## Exercise
Set down, in full, every record in the block.

## Information supplied

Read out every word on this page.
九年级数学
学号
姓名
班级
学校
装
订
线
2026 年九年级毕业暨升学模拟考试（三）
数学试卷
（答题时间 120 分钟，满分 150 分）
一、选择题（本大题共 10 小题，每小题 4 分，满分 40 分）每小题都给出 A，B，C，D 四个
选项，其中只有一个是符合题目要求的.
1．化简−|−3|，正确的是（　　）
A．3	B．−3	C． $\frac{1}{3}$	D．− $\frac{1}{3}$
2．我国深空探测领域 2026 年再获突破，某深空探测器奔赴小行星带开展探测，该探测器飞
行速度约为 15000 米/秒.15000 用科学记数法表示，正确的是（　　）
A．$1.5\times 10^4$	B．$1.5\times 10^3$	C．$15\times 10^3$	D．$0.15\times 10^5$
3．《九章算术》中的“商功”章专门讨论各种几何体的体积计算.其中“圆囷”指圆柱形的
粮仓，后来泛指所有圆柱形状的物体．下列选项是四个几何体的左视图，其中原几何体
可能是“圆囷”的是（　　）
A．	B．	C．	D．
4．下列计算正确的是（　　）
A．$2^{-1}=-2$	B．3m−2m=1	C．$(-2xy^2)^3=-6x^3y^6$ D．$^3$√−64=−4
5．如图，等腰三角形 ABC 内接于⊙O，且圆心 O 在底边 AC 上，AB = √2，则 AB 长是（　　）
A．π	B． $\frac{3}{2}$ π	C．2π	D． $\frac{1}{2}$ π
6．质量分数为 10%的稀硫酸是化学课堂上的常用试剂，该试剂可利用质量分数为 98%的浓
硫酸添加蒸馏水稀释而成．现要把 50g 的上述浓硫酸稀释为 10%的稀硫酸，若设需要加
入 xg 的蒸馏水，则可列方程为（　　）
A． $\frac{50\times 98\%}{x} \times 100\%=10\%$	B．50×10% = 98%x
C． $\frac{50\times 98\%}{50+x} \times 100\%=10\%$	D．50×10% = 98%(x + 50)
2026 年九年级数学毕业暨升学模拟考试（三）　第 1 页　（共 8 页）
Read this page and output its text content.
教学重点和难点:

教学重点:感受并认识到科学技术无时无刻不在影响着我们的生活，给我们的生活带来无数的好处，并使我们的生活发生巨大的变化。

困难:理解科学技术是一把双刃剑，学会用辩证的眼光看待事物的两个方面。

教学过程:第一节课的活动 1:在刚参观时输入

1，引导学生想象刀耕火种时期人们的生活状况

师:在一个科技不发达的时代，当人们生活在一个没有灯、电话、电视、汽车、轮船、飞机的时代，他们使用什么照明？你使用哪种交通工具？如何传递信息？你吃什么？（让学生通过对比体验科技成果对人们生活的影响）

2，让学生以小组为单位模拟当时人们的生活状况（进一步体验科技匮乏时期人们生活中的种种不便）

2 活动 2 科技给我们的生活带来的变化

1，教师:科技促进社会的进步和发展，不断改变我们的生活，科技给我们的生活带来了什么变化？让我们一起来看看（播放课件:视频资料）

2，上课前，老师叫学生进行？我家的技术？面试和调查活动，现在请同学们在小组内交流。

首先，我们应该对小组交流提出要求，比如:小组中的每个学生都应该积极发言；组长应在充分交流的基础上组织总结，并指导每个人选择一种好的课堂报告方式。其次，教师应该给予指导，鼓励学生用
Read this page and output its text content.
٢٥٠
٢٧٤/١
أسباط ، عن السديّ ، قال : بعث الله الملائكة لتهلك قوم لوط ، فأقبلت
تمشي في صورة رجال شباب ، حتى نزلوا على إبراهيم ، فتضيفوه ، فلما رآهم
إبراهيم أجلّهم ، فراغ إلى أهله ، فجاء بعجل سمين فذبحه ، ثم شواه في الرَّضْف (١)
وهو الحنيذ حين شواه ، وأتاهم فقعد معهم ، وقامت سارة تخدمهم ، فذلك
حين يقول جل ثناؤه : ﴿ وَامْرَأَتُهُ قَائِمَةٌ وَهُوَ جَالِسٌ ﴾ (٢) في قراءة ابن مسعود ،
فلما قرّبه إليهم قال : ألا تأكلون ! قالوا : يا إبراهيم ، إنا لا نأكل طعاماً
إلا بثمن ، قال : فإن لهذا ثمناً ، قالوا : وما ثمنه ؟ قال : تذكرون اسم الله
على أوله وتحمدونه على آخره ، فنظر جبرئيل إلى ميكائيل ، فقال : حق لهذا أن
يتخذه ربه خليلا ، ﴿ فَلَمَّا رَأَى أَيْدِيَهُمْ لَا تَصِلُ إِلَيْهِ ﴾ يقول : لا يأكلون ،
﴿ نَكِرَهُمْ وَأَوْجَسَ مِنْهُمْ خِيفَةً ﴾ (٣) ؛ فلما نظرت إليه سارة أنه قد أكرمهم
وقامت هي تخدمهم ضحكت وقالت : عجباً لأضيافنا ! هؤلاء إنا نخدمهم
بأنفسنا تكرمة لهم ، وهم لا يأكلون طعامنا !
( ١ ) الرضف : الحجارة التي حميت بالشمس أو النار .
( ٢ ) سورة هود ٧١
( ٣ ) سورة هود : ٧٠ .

## Result
Read out every word on this page.
九年级数学
学号
姓名
班级
学校
装
订
线
2026 年九年级毕业暨升学模拟考试（三）
数学试卷
（答题时间 120 分钟，满分 150 分）
一、选择题（本大题共 10 小题，每小题 4 分，满分 40 分）每小题都给出 A，B，C，D 四个
选项，其中只有一个是符合题目要求的.
1．化简−|−3|，正确的是（　　）
A．3	B．−3	C． $\frac{1}{3}$	D．− $\frac{1}{3}$
2．我国深空探测领域 2026 年再获突破，某深空探测器奔赴小行星带开展探测，该探测器飞
行速度约为 15000 米/秒.15000 用科学记数法表示，正确的是（　　）
A．$1.5\times 10^4$	B．$1.5\times 10^3$	C．$15\times 10^3$	D．$0.15\times 10^5$
3．《九章算术》中的“商功”章专门讨论各种几何体的体积计算.其中“圆囷”指圆柱形的
粮仓，后来泛指所有圆柱形状的物体．下列选项是四个几何体的左视图，其中原几何体
可能是“圆囷”的是（　　）
A．	B．	C．	D．
4．下列计算正确的是（　　）
A．$2^{-1}=-2$	B．3m−2m=1	C．$(-2xy^2)^3=-6x^3y^6$ D．$^3$√−64=−4
5．如图，等腰三角形 ABC 内接于⊙O，且圆心 O 在底边 AC 上，AB = √2，则 AB 长是（　　）
A．π	B． $\frac{3}{2}$ π	C．2π	D． $\frac{1}{2}$ π
6．质量分数为 10%的稀硫酸是化学课堂上的常用试剂，该试剂可利用质量分数为 98%的浓
硫酸添加蒸馏水稀释而成．现要把 50g 的上述浓硫酸稀释为 10%的稀硫酸，若设需要加
入 xg 的蒸馏水，则可列方程为（　　）
A． $\frac{50\times 98\%}{x} \times 100\%=10\%$	B．50×10% = 98%x
C． $\frac{50\times 98\%}{50+x} \times 100\%=10\%$	D．50×10% = 98%(x + 50)
2026 年九年级数学毕业暨升学模拟考试（三）　第 1 页　（共 8 页）
Read this page and output its text content.
教学重点和难点:

教学重点:感受并认识到科学技术无时无刻不在影响着我们的生活，给我们的生活带来无数的好处，并使我们的生活发生巨大的变化。

困难:理解科学技术是一把双刃剑，学会用辩证的眼光看待事物的两个方面。

教学过程:第一节课的活动 1:在刚参观时输入

1，引导学生想象刀耕火种时期人们的生活状况

师:在一个科技不发达的时代，当人们生活在一个没有灯、电话、电视、汽车、轮船、飞机的时代，他们使用什么照明？你使用哪种交通工具？如何传递信息？你吃什么？（让学生通过对比体验科技成果对人们生活的影响）

2，让学生以小组为单位模拟当时人们的生活状况（进一步体验科技匮乏时期人们生活中的种种不便）

2 活动 2 科技给我们的生活带来的变化

1，教师:科技促进社会的进步和发展，不断改变我们的生活，科技给我们的生活带来了什么变化？让我们一起来看看（播放课件:视频资料）

2，上课前，老师叫学生进行？我家的技术？面试和调查活动，现在请同学们在小组内交流。

首先，我们应该对小组交流提出要求，比如:小组中的每个学生都应该积极发言；组长应在充分交流的基础上组织总结，并指导每个人选择一种好的课堂报告方式。其次，教师应该给予指导，鼓励学生用
Read this page and output its text content.
٢٥٠
٢٧٤/١
أسباط ، عن السديّ ، قال : بعث الله الملائكة لتهلك قوم لوط ، فأقبلت
تمشي في صورة رجال شباب ، حتى نزلوا على إبراهيم ، فتضيفوه ، فلما رآهم
إبراهيم أجلّهم ، فراغ إلى أهله ، فجاء بعجل سمين فذبحه ، ثم شواه في الرَّضْف (١)
وهو الحنيذ حين شواه ، وأتاهم فقعد معهم ، وقامت سارة تخدمهم ، فذلك
حين يقول جل ثناؤه : ﴿ وَامْرَأَتُهُ قَائِمَةٌ وَهُوَ جَالِسٌ ﴾ (٢) في قراءة ابن مسعود ،
فلما قرّبه إليهم قال : ألا تأكلون ! قالوا : يا إبراهيم ، إنا لا نأكل طعاماً
إلا بثمن ، قال : فإن لهذا ثمناً ، قالوا : وما ثمنه ؟ قال : تذكرون اسم الله
على أوله وتحمدونه على آخره ، فنظر جبرئيل إلى ميكائيل ، فقال : حق لهذا أن
يتخذه ربه خليلا ، ﴿ فَلَمَّا رَأَى أَيْدِيَهُمْ لَا تَصِلُ إِلَيْهِ ﴾ يقول : لا يأكلون ،
﴿ نَكِرَهُمْ وَأَوْجَسَ مِنْهُمْ خِيفَةً ﴾ (٣) ؛ فلما نظرت إليه سارة أنه قد أكرمهم
وقامت هي تخدمهم ضحكت وقالت : عجباً لأضيافنا ! هؤلاء إنا نخدمهم
بأنفسنا تكرمة لهم ، وهم لا يأكلون طعامنا !
( ١ ) الرضف : الحجارة التي حميت بالشمس أو النار .
( ٢ ) سورة هود ٧١
( ٣ ) سورة هود : ٧٠ .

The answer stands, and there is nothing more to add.